**What you are asked to do:** Copy out each line of the material below with no changes.

(Stored entries)
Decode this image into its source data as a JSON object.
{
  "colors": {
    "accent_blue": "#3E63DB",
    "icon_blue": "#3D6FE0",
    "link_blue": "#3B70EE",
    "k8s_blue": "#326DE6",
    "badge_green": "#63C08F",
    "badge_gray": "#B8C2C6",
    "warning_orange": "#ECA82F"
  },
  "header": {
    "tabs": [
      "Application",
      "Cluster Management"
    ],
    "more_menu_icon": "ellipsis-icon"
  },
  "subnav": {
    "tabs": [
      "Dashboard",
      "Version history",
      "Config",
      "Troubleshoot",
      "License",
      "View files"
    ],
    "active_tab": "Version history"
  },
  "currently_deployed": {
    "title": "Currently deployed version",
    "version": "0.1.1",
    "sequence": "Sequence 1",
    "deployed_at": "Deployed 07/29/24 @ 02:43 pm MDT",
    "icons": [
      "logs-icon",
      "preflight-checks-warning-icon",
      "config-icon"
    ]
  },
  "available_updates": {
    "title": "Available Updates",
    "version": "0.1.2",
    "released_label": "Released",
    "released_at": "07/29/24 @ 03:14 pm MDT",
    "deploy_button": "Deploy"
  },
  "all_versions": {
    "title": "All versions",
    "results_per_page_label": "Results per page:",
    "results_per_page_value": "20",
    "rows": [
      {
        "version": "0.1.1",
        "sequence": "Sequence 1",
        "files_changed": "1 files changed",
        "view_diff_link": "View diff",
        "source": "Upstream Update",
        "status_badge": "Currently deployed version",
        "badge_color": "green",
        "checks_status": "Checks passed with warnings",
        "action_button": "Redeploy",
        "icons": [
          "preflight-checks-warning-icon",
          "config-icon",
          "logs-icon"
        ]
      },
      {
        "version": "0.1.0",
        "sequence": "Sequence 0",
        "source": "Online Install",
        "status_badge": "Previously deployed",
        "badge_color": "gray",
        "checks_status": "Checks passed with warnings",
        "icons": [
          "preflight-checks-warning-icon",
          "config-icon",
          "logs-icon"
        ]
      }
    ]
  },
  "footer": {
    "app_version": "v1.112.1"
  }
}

**The reply:**
Decode this image into its source data as a JSON object.
{
  "colors": {
    "accent_blue": "#3E63DB",
    "icon_blue": "#3D6FE0",
    "link_blue": "#3B70EE",
    "k8s_blue": "#326DE6",
    "badge_green": "#63C08F",
    "badge_gray": "#B8C2C6",
    "warning_orange": "#ECA82F"
  },
  "header": {
    "tabs": [
      "Application",
      "Cluster Management"
    ],
    "more_menu_icon": "ellipsis-icon"
  },
  "subnav": {
    "tabs": [
      "Dashboard",
      "Version history",
      "Config",
      "Troubleshoot",
      "License",
      "View files"
    ],
    "active_tab": "Version history"
  },
  "currently_deployed": {
    "title": "Currently deployed version",
    "version": "0.1.1",
    "sequence": "Sequence 1",
    "deployed_at": "Deployed 07/29/24 @ 02:43 pm MDT",
    "icons": [
      "logs-icon",
      "preflight-checks-warning-icon",
      "config-icon"
    ]
  },
  "available_updates": {
    "title": "Available Updates",
    "version": "0.1.2",
    "released_label": "Released",
    "released_at": "07/29/24 @ 03:14 pm MDT",
    "deploy_button": "Deploy"
  },
  "all_versions": {
    "title": "All versions",
    "results_per_page_label": "Results per page:",
    "results_per_page_value": "20",
    "rows": [
      {
        "version": "0.1.1",
        "sequence": "Sequence 1",
        "files_changed": "1 files changed",
        "view_diff_link": "View diff",
        "source": "Upstream Update",
        "status_badge": "Currently deployed version",
        "badge_color": "green",
        "checks_status": "Checks passed with warnings",
        "action_button": "Redeploy",
        "icons": [
          "preflight-checks-warning-icon",
          "config-icon",
          "logs-icon"
        ]
      },
      {
        "version": "0.1.0",
        "sequence": "Sequence 0",
        "source": "Online Install",
        "status_badge": "Previously deployed",
        "badge_color": "gray",
        "checks_status": "Checks passed with warnings",
        "icons": [
          "preflight-checks-warning-icon",
          "config-icon",
          "logs-icon"
        ]
      }
    ]
  },
  "footer": {
    "app_version": "v1.112.1"
  }
}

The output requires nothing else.